Task requirements –
Your task is to transcribe the records exactly, skipping every image.

# start of Task inputs

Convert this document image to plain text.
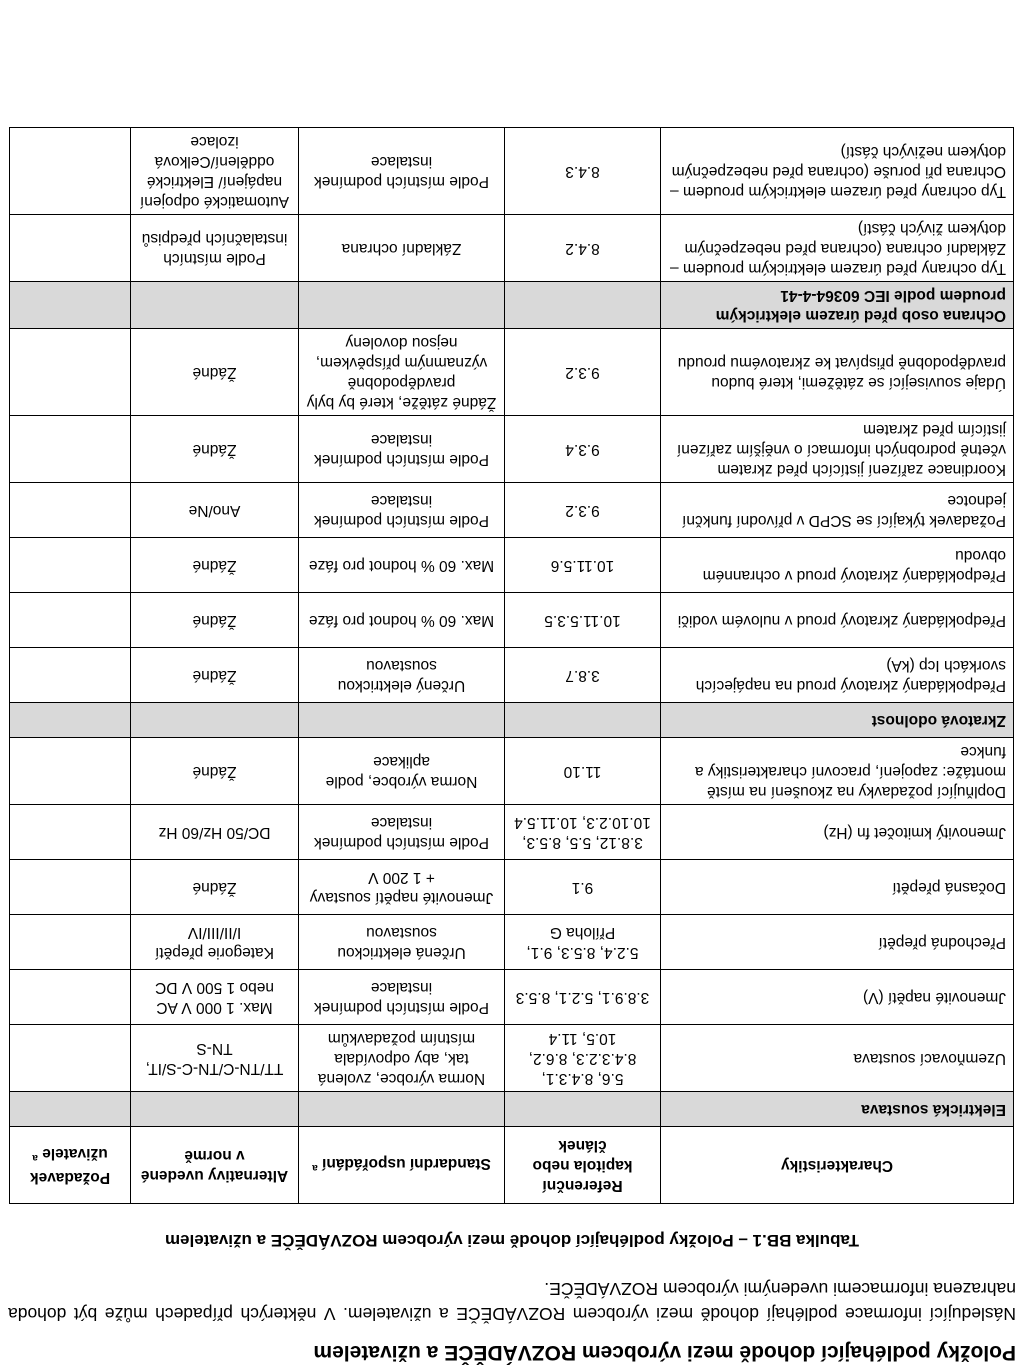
Položky podléhající dohodě mezi výrobcem ROZVÁDĚČE a uživatelem

Následující informace podléhají dohodě mezi výrobcem ROZVÁDĚČE a uživatelem. V některých případech může být dohoda nahrazena informacemi uvedenými výrobcem ROZVÁDĚČE.

Tabulka BB.1 – Položky podléhající dohodě mezi výrobcem ROZVÁDĚČE a uživatelem
Charakteristiky	Referenční kapitola nebo článek	Standardní uspořádání $^a$	Alternativy uvedené v normě	Požadavek uživatele $^a$
Elektrická soustava				
Uzemňovací soustava	5.6, 8.4.3.1, 8.4.3.2.3, 8.6.2, 10.5, 11.4	Norma výrobce, zvolená tak, aby odpovídala místním požadavkům	TT/TN-C/TN-C-S/IT, TN-S	
Jmenovité napětí (V)	3.8.9.1, 5.2.1, 8.5.3	Podle místních podmínek instalace	Max. 1 000 V AC nebo 1 500 V DC	
Přechodná přepětí	5.2.4, 8.5.3, 9.1, Příloha G	Určená elektrickou soustavou	Kategorie přepětí I/II/III/IV	
Dočasná přepětí	9.1	Jmenovité napětí soustavy + 1 200 V	Žádné	
Jmenovitý kmitočet fn (Hz)	3.8.12, 5.5, 8.5.3, 10.10.2.3, 10.11.5.4	Podle místních podmínek instalace	DC/50 Hz/60 Hz	
Doplňující požadavky na zkoušení na místě montáže: zapojení, pracovní charakteristiky a funkce	11.10	Norma výrobce, podle aplikace	Žádné	
Zkratová odolnost				
Předpokládaný zkratový proud na napájecích svorkách Icp (kA)	3.8.7	Určený elektrickou soustavou	Žádné	
Předpokládaný zkratový proud v nulovém vodiči	10.11.5.3.5	Max. 60 % hodnot pro fáze	Žádné	
Předpokládaný zkratový proud v ochranném obvodu	10.11.5.6	Max. 60 % hodnot pro fáze	Žádné	
Požadavek týkající se SCPD v přívodní funkční jednotce	9.3.2	Podle místních podmínek instalace	Ano/Ne	
Koordinace zařízení jistících před zkratem včetně podrobných informací o vnějším zařízení jistícím před zkratem	9.3.4	Podle místních podmínek instalace	Žádné	
Údaje související se zátěžemi, které budou pravděpodobně přispívat ke zkratovému proudu	9.3.2	Žádné zátěže, které by byly pravděpodobně významným příspěvkem, nejsou dovoleny	Žádné	
Ochrana osob před úrazem elektrickým proudem podle IEC 60364-4-41				
Typ ochrany před úrazem elektrickým proudem – Základní ochrana (ochrana před nebezpečným dotykem živých částí)	8.4.2	Základní ochrana	Podle místních instalačních předpisů	
Typ ochrany před úrazem elektrickým proudem – Ochrana při poruše (ochrana před nebezpečným dotykem neživých částí)	8.4.3	Podle místních podmínek instalace	Automatické odpojení napájení/ Elektrické oddělení/Celková izolace	
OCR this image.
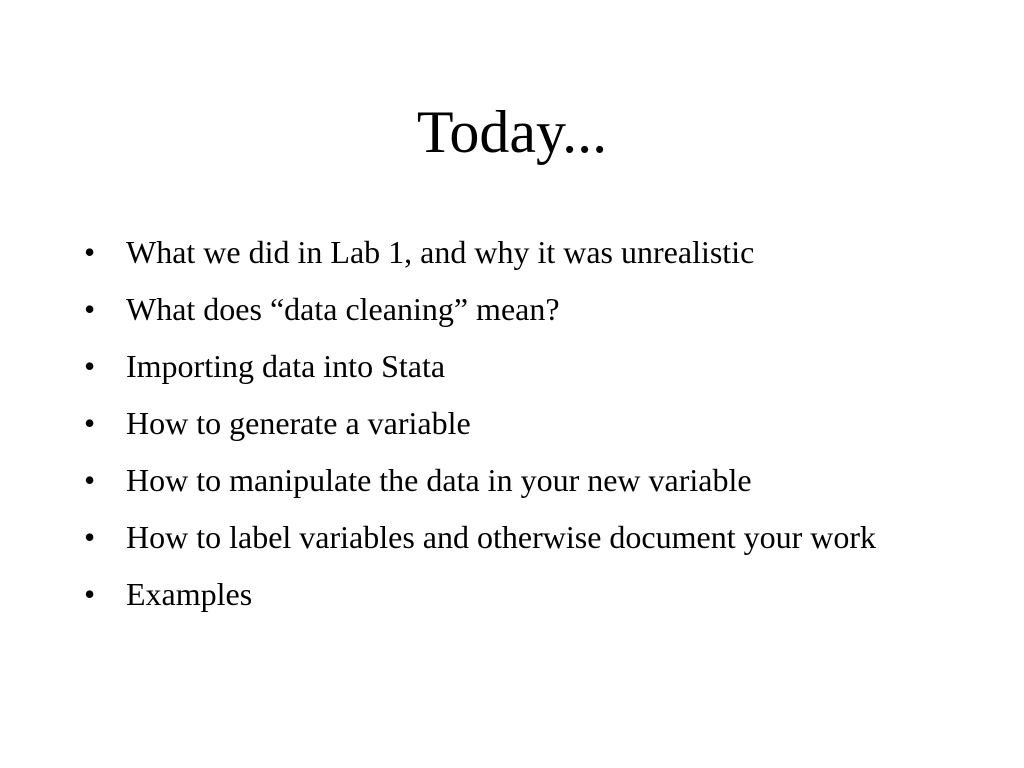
Today...
• What we did in Lab 1, and why it was unrealistic
• What does “data cleaning” mean?
• Importing data into Stata
• How to generate a variable
• How to manipulate the data in your new variable
• How to label variables and otherwise document your work
• Examples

# end of Task inputs

Task solution –
Convert this document image to plain text.
Položky podléhající dohodě mezi výrobcem ROZVÁDĚČE a uživatelem

Následující informace podléhají dohodě mezi výrobcem ROZVÁDĚČE a uživatelem. V některých případech může být dohoda nahrazena informacemi uvedenými výrobcem ROZVÁDĚČE.

Tabulka BB.1 – Položky podléhající dohodě mezi výrobcem ROZVÁDĚČE a uživatelem
Charakteristiky	Referenční kapitola nebo článek	Standardní uspořádání $^a$	Alternativy uvedené v normě	Požadavek uživatele $^a$
Elektrická soustava				
Uzemňovací soustava	5.6, 8.4.3.1, 8.4.3.2.3, 8.6.2, 10.5, 11.4	Norma výrobce, zvolená tak, aby odpovídala místním požadavkům	TT/TN-C/TN-C-S/IT, TN-S	
Jmenovité napětí (V)	3.8.9.1, 5.2.1, 8.5.3	Podle místních podmínek instalace	Max. 1 000 V AC nebo 1 500 V DC	
Přechodná přepětí	5.2.4, 8.5.3, 9.1, Příloha G	Určená elektrickou soustavou	Kategorie přepětí I/II/III/IV	
Dočasná přepětí	9.1	Jmenovité napětí soustavy + 1 200 V	Žádné	
Jmenovitý kmitočet fn (Hz)	3.8.12, 5.5, 8.5.3, 10.10.2.3, 10.11.5.4	Podle místních podmínek instalace	DC/50 Hz/60 Hz	
Doplňující požadavky na zkoušení na místě montáže: zapojení, pracovní charakteristiky a funkce	11.10	Norma výrobce, podle aplikace	Žádné	
Zkratová odolnost				
Předpokládaný zkratový proud na napájecích svorkách Icp (kA)	3.8.7	Určený elektrickou soustavou	Žádné	
Předpokládaný zkratový proud v nulovém vodiči	10.11.5.3.5	Max. 60 % hodnot pro fáze	Žádné	
Předpokládaný zkratový proud v ochranném obvodu	10.11.5.6	Max. 60 % hodnot pro fáze	Žádné	
Požadavek týkající se SCPD v přívodní funkční jednotce	9.3.2	Podle místních podmínek instalace	Ano/Ne	
Koordinace zařízení jistících před zkratem včetně podrobných informací o vnějším zařízení jistícím před zkratem	9.3.4	Podle místních podmínek instalace	Žádné	
Údaje související se zátěžemi, které budou pravděpodobně přispívat ke zkratovému proudu	9.3.2	Žádné zátěže, které by byly pravděpodobně významným příspěvkem, nejsou dovoleny	Žádné	
Ochrana osob před úrazem elektrickým proudem podle IEC 60364-4-41				
Typ ochrany před úrazem elektrickým proudem – Základní ochrana (ochrana před nebezpečným dotykem živých částí)	8.4.2	Základní ochrana	Podle místních instalačních předpisů	
Typ ochrany před úrazem elektrickým proudem – Ochrana při poruše (ochrana před nebezpečným dotykem neživých částí)	8.4.3	Podle místních podmínek instalace	Automatické odpojení napájení/ Elektrické oddělení/Celková izolace	
OCR this image.
Today...
• What we did in Lab 1, and why it was unrealistic
• What does “data cleaning” mean?
• Importing data into Stata
• How to generate a variable
• How to manipulate the data in your new variable
• How to label variables and otherwise document your work
• Examples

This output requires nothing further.